#### What the task asks:
Report how many lines include the word "ෂයයන", and nothing besides that number.

* START Data *

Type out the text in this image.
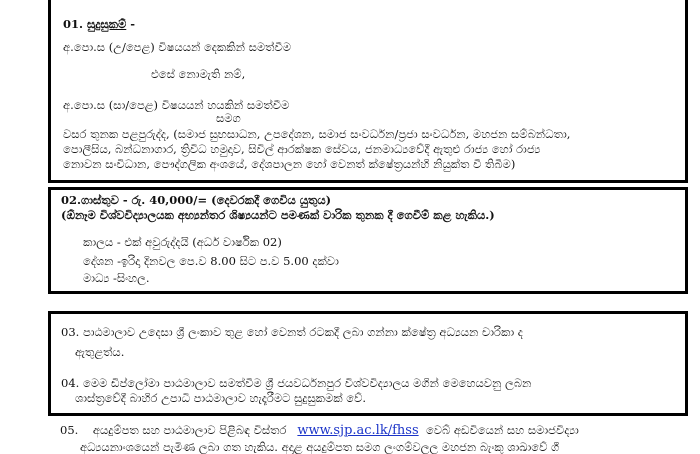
01. සුදුසුකම් -
අ.පො.ස (උ/පෙළ) විෂයයන් දෙකකින් සමත්වීම
එසේ නොමැති නම්,
අ.පො.ස (සා/පෙළ) විෂයයන් හයකින් සමත්වීම
සමග
වසර තුනක පළපුරුද්ද, (සමාජ සුභසාධන, උපදේශන, සමාජ සංවර්ධන/ප්‍රජා සංවර්ධන, මහජන සම්බන්ධතා,
පොලීසිය, බන්ධනාගාර, ත්‍රිවිධ හමුදාව, සිවිල් ආරක්ෂක සේවය, ජනමාධ්‍යවේදී ඇතුළු රාජ්‍ය හෝ රාජ්‍ය
නොවන සංවිධාන, පෞද්ගලික අංශයේ, දේශපාලන හෝ වෙනත් ක්ෂේත්‍රයන්හි නියුක්ත වී තිබීම)
02.ගාස්තුව - රු. 40,000/= (දෙවරකදී ගෙවිය යුතුය)
(ඕනෑම විශ්වවිද්‍යාලයක අභ්‍යන්තර ශිෂ්‍යයන්ට පමණක් වාරික තුනක දී ගෙවීම් කළ හැකිය.)
කාලය - එක් අවුරුද්දයි (අර්ධ වාර්ෂික 02)
දේශන -ඉරිදා දිනවල පෙ.ව 8.00 සිට ප.ව 5.00 දක්වා
මාධ්‍ය -සිංහල.
03. පාඨමාලාව උදෙසා ශ්‍රී ලංකාව තුළ හෝ වෙනත් රටකදී ලබා ගන්නා ක්ෂේත්‍ර අධ්‍යයන චාරිකා ද
ඇතුළත්ය.
04. මෙම ඩිප්ලෝමා පාඨමාලාව සමත්වීම ශ්‍රී ජයවර්ධනපුර විශ්වවිද්‍යාලය මගින් මෙහෙයවනු ලබන
ශාස්ත්‍රවේදී බාහිර උපාධි පාඨමාලාව හැදෑරීමට සුදුසුකමක් වේ.
05. අයදුම්පත සහ පාඨමාලාව පිළිබඳ විස්තර www.sjp.ac.lk/fhss වෙබ් අඩවියෙන් සහ සමාජවිද්‍යා
අධ්‍යයනාංශයෙන් පැමිණ ලබා ගත හැකිය. අදාළ අයදුම්පත සමග ලංගම්වලල මහජන බැංකු ශාඛාවේ ගී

* END Data *

#### Task answer:
2